-- Written task --
Provide only the number of lines in the data below that contain the word "this".

Rows from a figure dataset
--- Start ---

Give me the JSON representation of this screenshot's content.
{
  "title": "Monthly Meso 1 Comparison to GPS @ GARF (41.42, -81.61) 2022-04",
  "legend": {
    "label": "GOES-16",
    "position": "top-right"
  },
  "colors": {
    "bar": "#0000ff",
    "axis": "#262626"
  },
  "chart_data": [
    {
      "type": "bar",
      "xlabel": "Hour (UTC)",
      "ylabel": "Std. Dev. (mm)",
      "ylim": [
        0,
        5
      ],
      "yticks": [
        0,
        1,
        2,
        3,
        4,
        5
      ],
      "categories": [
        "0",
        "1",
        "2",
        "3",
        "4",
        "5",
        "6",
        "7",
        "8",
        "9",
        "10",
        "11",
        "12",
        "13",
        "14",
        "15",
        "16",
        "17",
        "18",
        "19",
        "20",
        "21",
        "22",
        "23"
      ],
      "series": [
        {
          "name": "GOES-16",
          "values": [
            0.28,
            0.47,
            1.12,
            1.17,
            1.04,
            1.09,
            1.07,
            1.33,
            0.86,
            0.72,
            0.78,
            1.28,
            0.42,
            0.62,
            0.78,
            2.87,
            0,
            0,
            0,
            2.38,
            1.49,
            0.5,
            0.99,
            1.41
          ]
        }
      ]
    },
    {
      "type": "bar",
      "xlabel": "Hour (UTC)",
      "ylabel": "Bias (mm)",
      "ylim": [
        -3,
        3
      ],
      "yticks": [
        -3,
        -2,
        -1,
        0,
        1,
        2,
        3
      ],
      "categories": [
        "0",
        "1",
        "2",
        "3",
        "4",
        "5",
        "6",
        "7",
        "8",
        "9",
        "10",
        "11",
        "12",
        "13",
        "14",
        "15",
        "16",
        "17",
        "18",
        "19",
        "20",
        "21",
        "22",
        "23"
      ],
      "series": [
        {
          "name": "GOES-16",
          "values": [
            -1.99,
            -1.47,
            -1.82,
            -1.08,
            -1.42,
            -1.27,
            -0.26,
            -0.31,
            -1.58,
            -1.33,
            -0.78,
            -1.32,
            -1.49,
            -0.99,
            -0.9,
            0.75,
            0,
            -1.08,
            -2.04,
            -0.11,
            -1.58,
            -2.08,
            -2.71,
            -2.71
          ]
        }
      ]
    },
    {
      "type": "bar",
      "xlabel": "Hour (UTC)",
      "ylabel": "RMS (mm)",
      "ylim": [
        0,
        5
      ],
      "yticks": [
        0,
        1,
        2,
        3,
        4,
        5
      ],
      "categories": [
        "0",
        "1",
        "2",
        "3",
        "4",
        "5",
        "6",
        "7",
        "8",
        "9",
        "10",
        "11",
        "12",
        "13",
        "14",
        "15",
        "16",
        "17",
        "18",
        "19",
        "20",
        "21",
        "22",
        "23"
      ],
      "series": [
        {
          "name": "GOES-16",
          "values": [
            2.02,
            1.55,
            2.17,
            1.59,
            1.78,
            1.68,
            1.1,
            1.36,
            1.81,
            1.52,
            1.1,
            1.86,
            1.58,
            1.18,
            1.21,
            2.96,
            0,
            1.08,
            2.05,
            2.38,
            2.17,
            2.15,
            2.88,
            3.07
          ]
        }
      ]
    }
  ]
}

--- End ---
--- Start ---

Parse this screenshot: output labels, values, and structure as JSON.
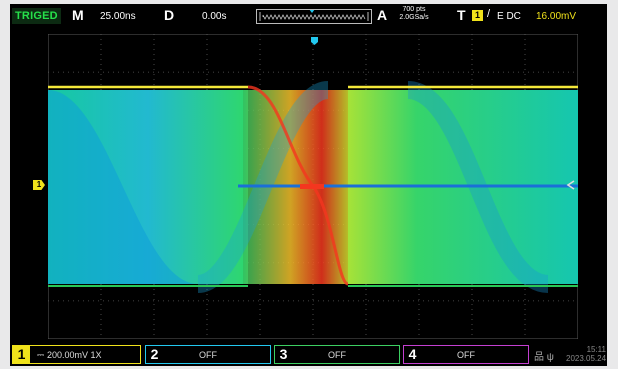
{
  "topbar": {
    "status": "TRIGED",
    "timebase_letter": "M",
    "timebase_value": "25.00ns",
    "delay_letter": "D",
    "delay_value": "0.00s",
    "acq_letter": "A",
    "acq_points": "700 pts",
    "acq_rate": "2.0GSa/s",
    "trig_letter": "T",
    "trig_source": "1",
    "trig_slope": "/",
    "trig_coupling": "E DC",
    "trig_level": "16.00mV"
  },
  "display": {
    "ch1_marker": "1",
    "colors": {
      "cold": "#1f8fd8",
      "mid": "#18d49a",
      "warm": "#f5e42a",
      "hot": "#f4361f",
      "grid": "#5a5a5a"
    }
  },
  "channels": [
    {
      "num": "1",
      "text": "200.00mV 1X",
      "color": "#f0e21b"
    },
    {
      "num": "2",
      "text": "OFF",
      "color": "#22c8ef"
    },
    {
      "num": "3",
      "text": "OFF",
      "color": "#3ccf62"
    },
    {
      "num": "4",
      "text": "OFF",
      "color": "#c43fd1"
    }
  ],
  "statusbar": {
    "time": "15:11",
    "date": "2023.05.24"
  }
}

--- End ---
--- Start ---

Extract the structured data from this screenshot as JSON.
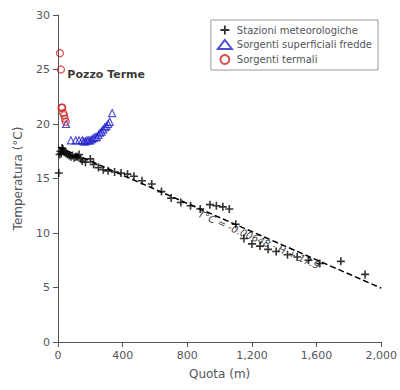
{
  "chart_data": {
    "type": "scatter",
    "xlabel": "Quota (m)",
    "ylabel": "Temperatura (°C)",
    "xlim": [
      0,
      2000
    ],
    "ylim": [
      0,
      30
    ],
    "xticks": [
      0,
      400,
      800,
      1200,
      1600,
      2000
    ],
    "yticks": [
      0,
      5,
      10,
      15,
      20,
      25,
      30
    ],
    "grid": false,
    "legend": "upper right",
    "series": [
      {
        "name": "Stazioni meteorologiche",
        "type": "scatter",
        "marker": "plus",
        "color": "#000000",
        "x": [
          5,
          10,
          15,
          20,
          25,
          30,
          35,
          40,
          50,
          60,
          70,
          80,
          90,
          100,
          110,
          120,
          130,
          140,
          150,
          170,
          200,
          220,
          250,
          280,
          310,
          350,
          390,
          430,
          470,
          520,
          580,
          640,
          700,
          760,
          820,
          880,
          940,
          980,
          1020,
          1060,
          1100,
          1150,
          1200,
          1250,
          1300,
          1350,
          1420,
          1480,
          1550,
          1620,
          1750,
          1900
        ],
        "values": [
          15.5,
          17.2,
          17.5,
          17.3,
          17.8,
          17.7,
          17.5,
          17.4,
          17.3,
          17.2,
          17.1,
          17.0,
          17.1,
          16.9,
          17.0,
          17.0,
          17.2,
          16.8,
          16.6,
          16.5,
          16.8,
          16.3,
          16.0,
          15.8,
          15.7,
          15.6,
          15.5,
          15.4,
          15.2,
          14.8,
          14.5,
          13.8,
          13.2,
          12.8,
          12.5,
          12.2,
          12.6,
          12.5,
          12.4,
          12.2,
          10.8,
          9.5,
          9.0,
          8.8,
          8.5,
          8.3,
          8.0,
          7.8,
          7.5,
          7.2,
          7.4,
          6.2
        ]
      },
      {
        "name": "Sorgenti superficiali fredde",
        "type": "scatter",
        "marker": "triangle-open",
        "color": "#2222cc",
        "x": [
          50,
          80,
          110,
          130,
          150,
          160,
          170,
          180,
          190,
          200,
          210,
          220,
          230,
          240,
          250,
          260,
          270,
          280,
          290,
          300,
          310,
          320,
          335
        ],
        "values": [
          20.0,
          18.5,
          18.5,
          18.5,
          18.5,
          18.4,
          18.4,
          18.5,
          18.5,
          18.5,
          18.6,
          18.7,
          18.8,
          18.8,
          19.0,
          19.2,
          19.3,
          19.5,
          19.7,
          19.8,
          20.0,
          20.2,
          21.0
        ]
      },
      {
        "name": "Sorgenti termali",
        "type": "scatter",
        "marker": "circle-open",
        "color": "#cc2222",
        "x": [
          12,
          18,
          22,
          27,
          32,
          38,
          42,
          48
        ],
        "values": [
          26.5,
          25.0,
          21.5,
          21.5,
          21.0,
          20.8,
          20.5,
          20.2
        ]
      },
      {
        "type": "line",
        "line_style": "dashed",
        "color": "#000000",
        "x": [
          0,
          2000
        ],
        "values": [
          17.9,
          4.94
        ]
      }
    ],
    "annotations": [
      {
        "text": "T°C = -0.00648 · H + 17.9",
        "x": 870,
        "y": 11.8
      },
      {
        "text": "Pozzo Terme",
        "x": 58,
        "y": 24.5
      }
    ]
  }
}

--- End ---

-- Completed exercise --
3